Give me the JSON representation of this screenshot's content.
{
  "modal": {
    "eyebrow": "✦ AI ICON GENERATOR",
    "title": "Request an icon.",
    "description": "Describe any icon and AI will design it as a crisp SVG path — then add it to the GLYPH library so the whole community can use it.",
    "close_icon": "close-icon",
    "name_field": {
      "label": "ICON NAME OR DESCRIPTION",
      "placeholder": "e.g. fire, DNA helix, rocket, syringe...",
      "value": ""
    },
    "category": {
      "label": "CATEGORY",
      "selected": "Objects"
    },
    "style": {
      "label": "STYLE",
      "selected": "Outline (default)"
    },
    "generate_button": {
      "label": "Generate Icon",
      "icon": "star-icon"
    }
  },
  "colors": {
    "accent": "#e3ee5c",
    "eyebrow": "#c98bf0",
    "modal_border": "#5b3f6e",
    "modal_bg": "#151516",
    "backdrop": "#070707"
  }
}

--

### Goal
Establish how many lines of the records contain the string "selected" and state that number without elaboration.

### Full output
2